_Exercise instructions_
Transcribe the records that follow. Keep every word exactly, and drop the pictures.
***** Material supplied
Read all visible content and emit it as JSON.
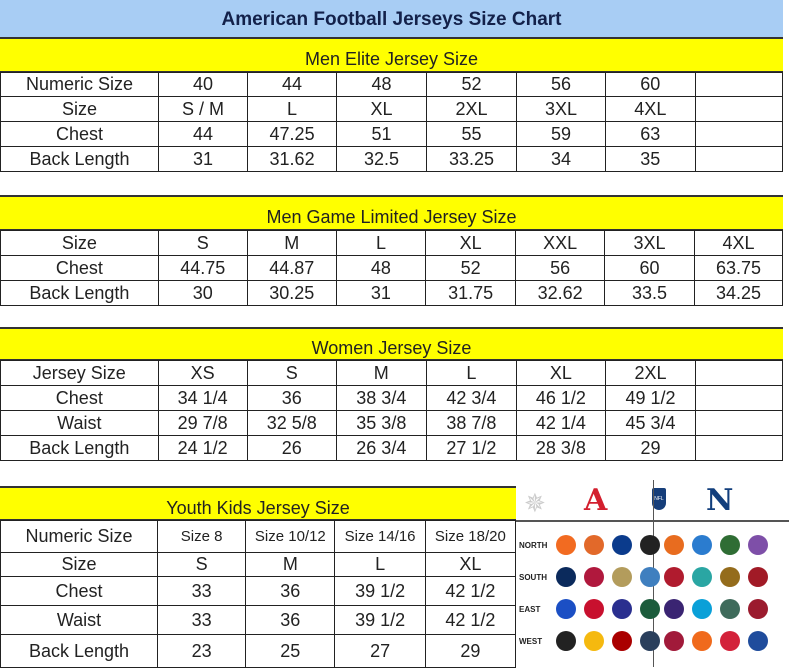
{
  "title": "American Football Jerseys Size Chart",
  "tables": [
    {
      "heading": "Men Elite Jersey Size",
      "rows": [
        [
          "Numeric Size",
          "40",
          "44",
          "48",
          "52",
          "56",
          "60",
          ""
        ],
        [
          "Size",
          "S / M",
          "L",
          "XL",
          "2XL",
          "3XL",
          "4XL",
          ""
        ],
        [
          "Chest",
          "44",
          "47.25",
          "51",
          "55",
          "59",
          "63",
          ""
        ],
        [
          "Back Length",
          "31",
          "31.62",
          "32.5",
          "33.25",
          "34",
          "35",
          ""
        ]
      ]
    },
    {
      "heading": "Men Game Limited Jersey Size",
      "rows": [
        [
          "Size",
          "S",
          "M",
          "L",
          "XL",
          "XXL",
          "3XL",
          "4XL"
        ],
        [
          "Chest",
          "44.75",
          "44.87",
          "48",
          "52",
          "56",
          "60",
          "63.75"
        ],
        [
          "Back Length",
          "30",
          "30.25",
          "31",
          "31.75",
          "32.62",
          "33.5",
          "34.25"
        ]
      ]
    },
    {
      "heading": "Women Jersey Size",
      "rows": [
        [
          "Jersey Size",
          "XS",
          "S",
          "M",
          "L",
          "XL",
          "2XL",
          ""
        ],
        [
          "Chest",
          "34 1/4",
          "36",
          "38 3/4",
          "42 3/4",
          "46 1/2",
          "49 1/2",
          ""
        ],
        [
          "Waist",
          "29 7/8",
          "32 5/8",
          "35 3/8",
          "38 7/8",
          "42 1/4",
          "45 3/4",
          ""
        ],
        [
          "Back Length",
          "24 1/2",
          "26",
          "26 3/4",
          "27 1/2",
          "28 3/8",
          "29",
          ""
        ]
      ]
    },
    {
      "heading": "Youth Kids Jersey Size",
      "rows": [
        [
          "Numeric Size",
          "Size 8",
          "Size 10/12",
          "Size 14/16",
          "Size 18/20"
        ],
        [
          "Size",
          "S",
          "M",
          "L",
          "XL"
        ],
        [
          "Chest",
          "33",
          "36",
          "39 1/2",
          "42 1/2"
        ],
        [
          "Waist",
          "33",
          "36",
          "39 1/2",
          "42 1/2"
        ],
        [
          "Back Length",
          "23",
          "25",
          "27",
          "29"
        ]
      ]
    }
  ],
  "logos": {
    "afc": "A",
    "nfc": "N",
    "nfl": "NFL",
    "divisions": [
      "NORTH",
      "SOUTH",
      "EAST",
      "WEST"
    ],
    "afc_colors": [
      [
        "#f26b21",
        "#e2692a",
        "#0b3b8c",
        "#222"
      ],
      [
        "#0b2a5c",
        "#b0183d",
        "#b39c5c",
        "#3f7fbf"
      ],
      [
        "#1b4fc4",
        "#c8102e",
        "#2a2f8f",
        "#1c5c3c"
      ],
      [
        "#222",
        "#f5b90f",
        "#aa0000",
        "#2a3f5c"
      ]
    ],
    "nfc_colors": [
      [
        "#e86c1f",
        "#2b7ccf",
        "#2f6d34",
        "#7e4fa8"
      ],
      [
        "#b01b2e",
        "#2aa6a3",
        "#946c1c",
        "#a11a26"
      ],
      [
        "#3a2472",
        "#0aa0d8",
        "#3f6b5b",
        "#9b1b2e"
      ],
      [
        "#a11a3a",
        "#f06a1c",
        "#d3223a",
        "#1f4c9c"
      ]
    ],
    "colors": {
      "afc": "#d31f2e",
      "nfc": "#123e7c"
    }
  }
}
**********
_The result_
Read all visible content and emit it as JSON.
{
  "title": "American Football Jerseys Size Chart",
  "tables": [
    {
      "heading": "Men Elite Jersey Size",
      "rows": [
        [
          "Numeric Size",
          "40",
          "44",
          "48",
          "52",
          "56",
          "60",
          ""
        ],
        [
          "Size",
          "S / M",
          "L",
          "XL",
          "2XL",
          "3XL",
          "4XL",
          ""
        ],
        [
          "Chest",
          "44",
          "47.25",
          "51",
          "55",
          "59",
          "63",
          ""
        ],
        [
          "Back Length",
          "31",
          "31.62",
          "32.5",
          "33.25",
          "34",
          "35",
          ""
        ]
      ]
    },
    {
      "heading": "Men Game Limited Jersey Size",
      "rows": [
        [
          "Size",
          "S",
          "M",
          "L",
          "XL",
          "XXL",
          "3XL",
          "4XL"
        ],
        [
          "Chest",
          "44.75",
          "44.87",
          "48",
          "52",
          "56",
          "60",
          "63.75"
        ],
        [
          "Back Length",
          "30",
          "30.25",
          "31",
          "31.75",
          "32.62",
          "33.5",
          "34.25"
        ]
      ]
    },
    {
      "heading": "Women Jersey Size",
      "rows": [
        [
          "Jersey Size",
          "XS",
          "S",
          "M",
          "L",
          "XL",
          "2XL",
          ""
        ],
        [
          "Chest",
          "34 1/4",
          "36",
          "38 3/4",
          "42 3/4",
          "46 1/2",
          "49 1/2",
          ""
        ],
        [
          "Waist",
          "29 7/8",
          "32 5/8",
          "35 3/8",
          "38 7/8",
          "42 1/4",
          "45 3/4",
          ""
        ],
        [
          "Back Length",
          "24 1/2",
          "26",
          "26 3/4",
          "27 1/2",
          "28 3/8",
          "29",
          ""
        ]
      ]
    },
    {
      "heading": "Youth Kids Jersey Size",
      "rows": [
        [
          "Numeric Size",
          "Size 8",
          "Size 10/12",
          "Size 14/16",
          "Size 18/20"
        ],
        [
          "Size",
          "S",
          "M",
          "L",
          "XL"
        ],
        [
          "Chest",
          "33",
          "36",
          "39 1/2",
          "42 1/2"
        ],
        [
          "Waist",
          "33",
          "36",
          "39 1/2",
          "42 1/2"
        ],
        [
          "Back Length",
          "23",
          "25",
          "27",
          "29"
        ]
      ]
    }
  ],
  "logos": {
    "afc": "A",
    "nfc": "N",
    "nfl": "NFL",
    "divisions": [
      "NORTH",
      "SOUTH",
      "EAST",
      "WEST"
    ],
    "afc_colors": [
      [
        "#f26b21",
        "#e2692a",
        "#0b3b8c",
        "#222"
      ],
      [
        "#0b2a5c",
        "#b0183d",
        "#b39c5c",
        "#3f7fbf"
      ],
      [
        "#1b4fc4",
        "#c8102e",
        "#2a2f8f",
        "#1c5c3c"
      ],
      [
        "#222",
        "#f5b90f",
        "#aa0000",
        "#2a3f5c"
      ]
    ],
    "nfc_colors": [
      [
        "#e86c1f",
        "#2b7ccf",
        "#2f6d34",
        "#7e4fa8"
      ],
      [
        "#b01b2e",
        "#2aa6a3",
        "#946c1c",
        "#a11a26"
      ],
      [
        "#3a2472",
        "#0aa0d8",
        "#3f6b5b",
        "#9b1b2e"
      ],
      [
        "#a11a3a",
        "#f06a1c",
        "#d3223a",
        "#1f4c9c"
      ]
    ],
    "colors": {
      "afc": "#d31f2e",
      "nfc": "#123e7c"
    }
  }
}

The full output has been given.